• **TASK**:
Only the number is wanted: how many lines contain "ปฐมน"?

▬▬▬

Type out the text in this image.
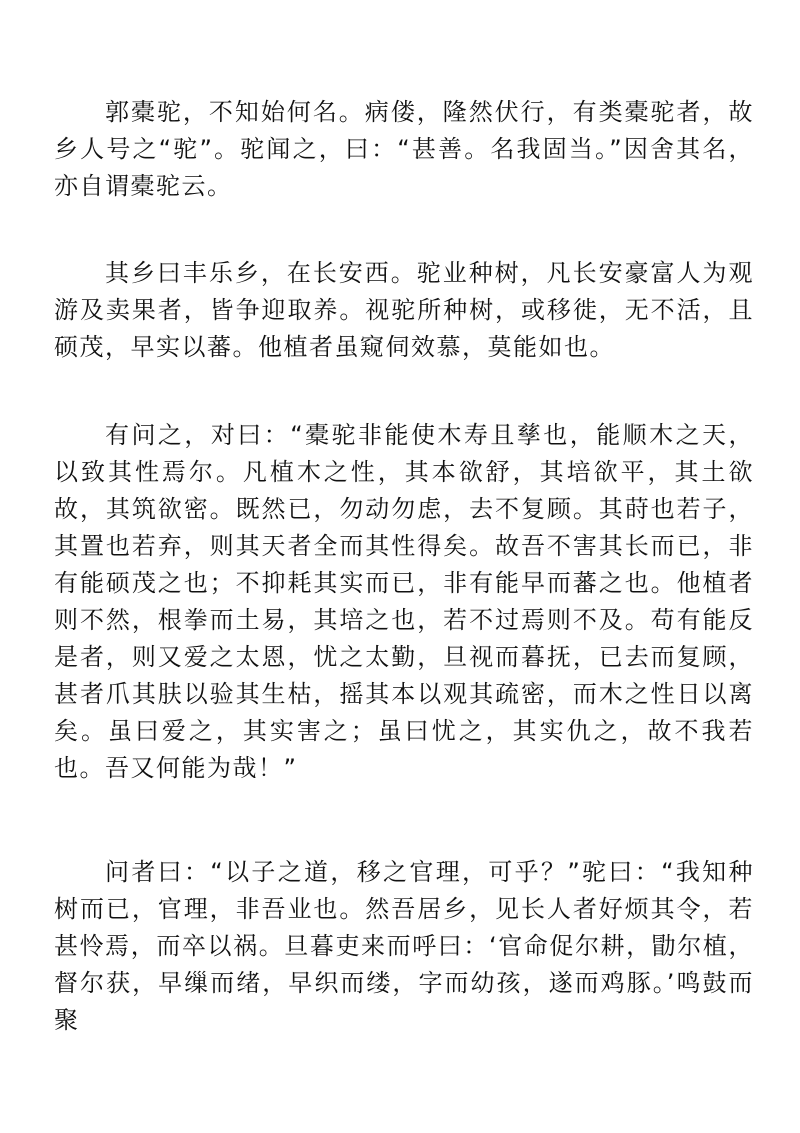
郭橐驼，不知始何名。病偻，隆然伏行，有类橐驼者，故乡人号之“驼”。驼闻之，曰：“甚善。名我固当。”因舍其名，亦自谓橐驼云。

其乡曰丰乐乡，在长安西。驼业种树，凡长安豪富人为观游及卖果者，皆争迎取养。视驼所种树，或移徙，无不活，且硕茂，早实以蕃。他植者虽窥伺效慕，莫能如也。

有问之，对曰：“橐驼非能使木寿且孳也，能顺木之天，以致其性焉尔。凡植木之性，其本欲舒，其培欲平，其土欲故，其筑欲密。既然已，勿动勿虑，去不复顾。其莳也若子，其置也若弃，则其天者全而其性得矣。故吾不害其长而已，非有能硕茂之也；不抑耗其实而已，非有能早而蕃之也。他植者则不然，根拳而土易，其培之也，若不过焉则不及。苟有能反是者，则又爱之太恩，忧之太勤，旦视而暮抚，已去而复顾，甚者爪其肤以验其生枯，摇其本以观其疏密，而木之性日以离矣。虽曰爱之，其实害之；虽曰忧之，其实仇之，故不我若也。吾又何能为哉！”

问者曰：“以子之道，移之官理，可乎？”驼曰：“我知种树而已，官理，非吾业也。然吾居乡，见长人者好烦其令，若甚怜焉，而卒以祸。旦暮吏来而呼曰：‘官命促尔耕，勖尔植，督尔获，早缫而绪，早织而缕，字而幼孩，遂而鸡豚。’鸣鼓而聚
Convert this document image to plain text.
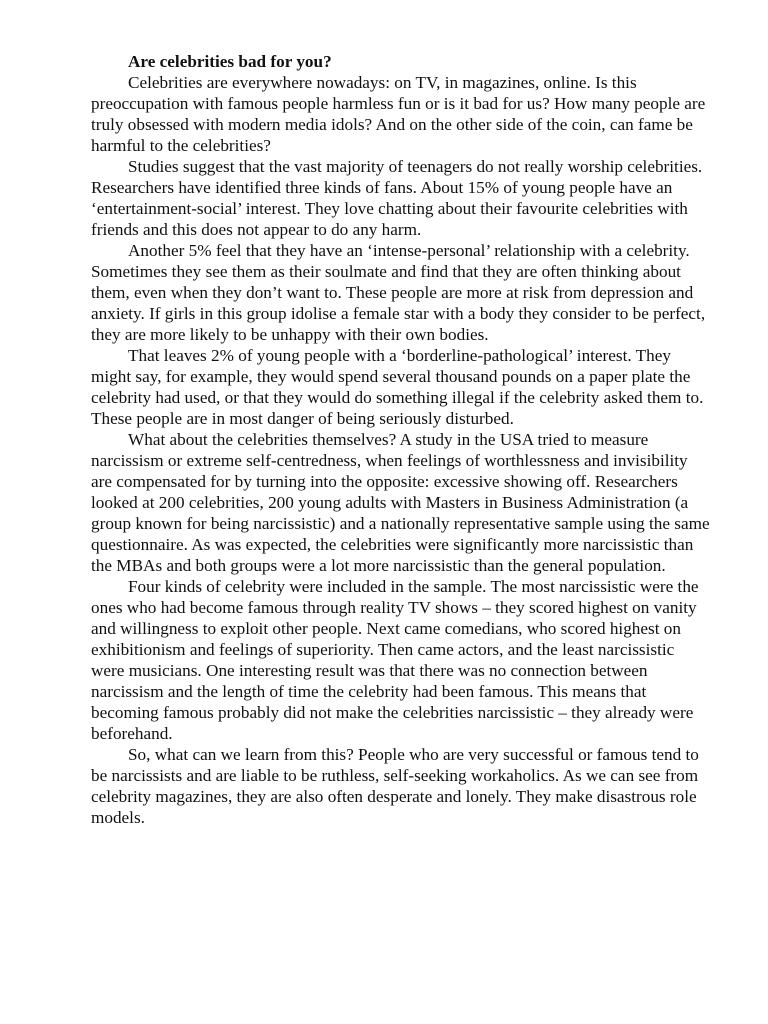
Are celebrities bad for you?

Celebrities are everywhere nowadays: on TV, in magazines, online. Is this preoccupation with famous people harmless fun or is it bad for us? How many people are truly obsessed with modern media idols? And on the other side of the coin, can fame be harmful to the celebrities?

Studies suggest that the vast majority of teenagers do not really worship celebrities. Researchers have identified three kinds of fans. About 15% of young people have an ‘entertainment-social’ interest. They love chatting about their favourite celebrities with friends and this does not appear to do any harm.

Another 5% feel that they have an ‘intense-personal’ relationship with a celebrity. Sometimes they see them as their soulmate and find that they are often thinking about them, even when they don’t want to. These people are more at risk from depression and anxiety. If girls in this group idolise a female star with a body they consider to be perfect, they are more likely to be unhappy with their own bodies.

That leaves 2% of young people with a ‘borderline-pathological’ interest. They might say, for example, they would spend several thousand pounds on a paper plate the celebrity had used, or that they would do something illegal if the celebrity asked them to. These people are in most danger of being seriously disturbed.

What about the celebrities themselves? A study in the USA tried to measure narcissism or extreme self-centredness, when feelings of worthlessness and invisibility are compensated for by turning into the opposite: excessive showing off. Researchers looked at 200 celebrities, 200 young adults with Masters in Business Administration (a group known for being narcissistic) and a nationally representative sample using the same questionnaire. As was expected, the celebrities were significantly more narcissistic than the MBAs and both groups were a lot more narcissistic than the general population.

Four kinds of celebrity were included in the sample. The most narcissistic were the ones who had become famous through reality TV shows – they scored highest on vanity and willingness to exploit other people. Next came comedians, who scored highest on exhibitionism and feelings of superiority. Then came actors, and the least narcissistic were musicians. One interesting result was that there was no connection between narcissism and the length of time the celebrity had been famous. This means that becoming famous probably did not make the celebrities narcissistic – they already were beforehand.

So, what can we learn from this? People who are very successful or famous tend to be narcissists and are liable to be ruthless, self-seeking workaholics. As we can see from celebrity magazines, they are also often desperate and lonely. They make disastrous role models.
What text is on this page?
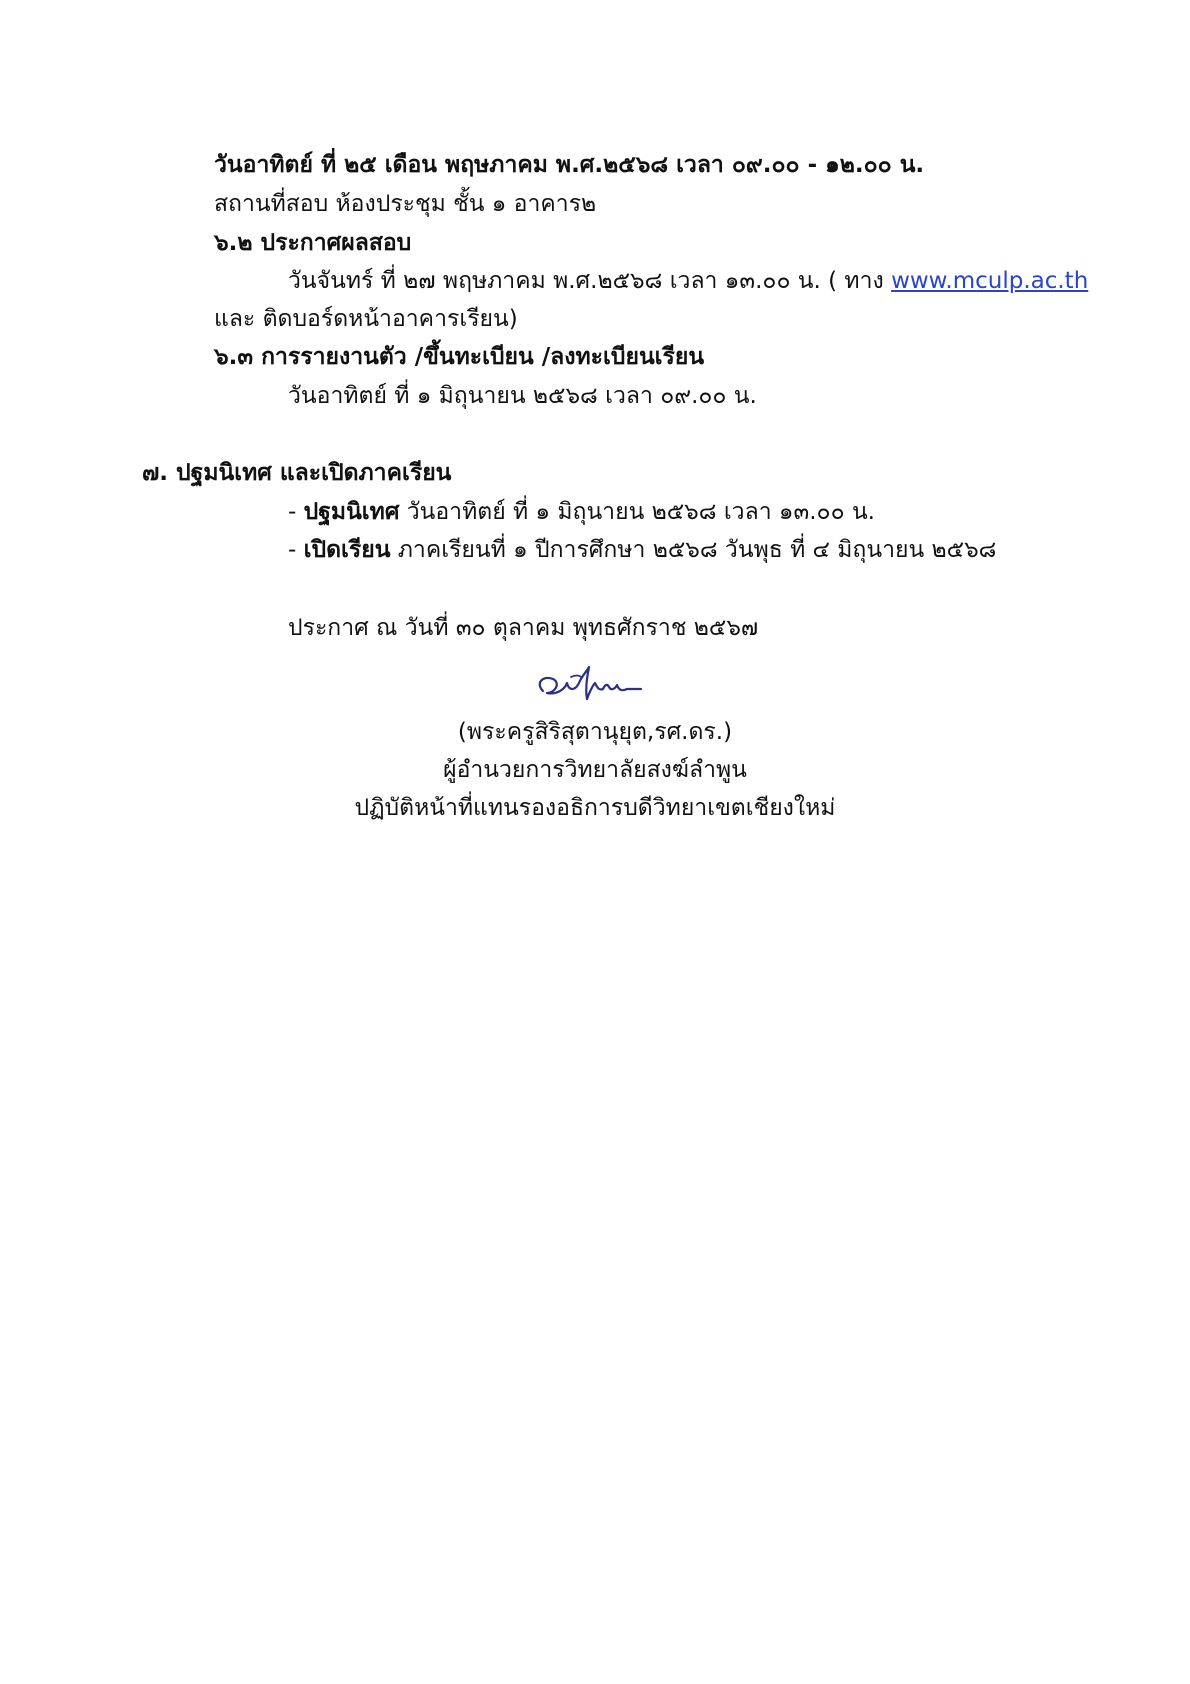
วันอาทิตย์ ที่ ๒๕ เดือน พฤษภาคม พ.ศ.๒๕๖๘ เวลา ๐๙.๐๐ - ๑๒.๐๐ น.
สถานที่สอบ ห้องประชุม ชั้น ๑ อาคาร๒
๖.๒ ประกาศผลสอบ
วันจันทร์ ที่ ๒๗ พฤษภาคม พ.ศ.๒๕๖๘ เวลา ๑๓.๐๐ น. ( ทาง www.mculp.ac.th
และ ติดบอร์ดหน้าอาคารเรียน)
๖.๓ การรายงานตัว /ขึ้นทะเบียน /ลงทะเบียนเรียน
วันอาทิตย์ ที่ ๑ มิถุนายน ๒๕๖๘ เวลา ๐๙.๐๐ น.
๗. ปฐมนิเทศ และเปิดภาคเรียน
- ปฐมนิเทศ วันอาทิตย์ ที่ ๑ มิถุนายน ๒๕๖๘ เวลา ๑๓.๐๐ น.
- เปิดเรียน ภาคเรียนที่ ๑ ปีการศึกษา ๒๕๖๘ วันพุธ ที่ ๔ มิถุนายน ๒๕๖๘
ประกาศ ณ วันที่ ๓๐ ตุลาคม พุทธศักราช ๒๕๖๗
(พระครูสิริสุตานุยุต,รศ.ดร.)
ผู้อำนวยการวิทยาลัยสงฆ์ลำพูน
ปฏิบัติหน้าที่แทนรองอธิการบดีวิทยาเขตเชียงใหม่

▬▬▬

• **THE ANSWER**:
2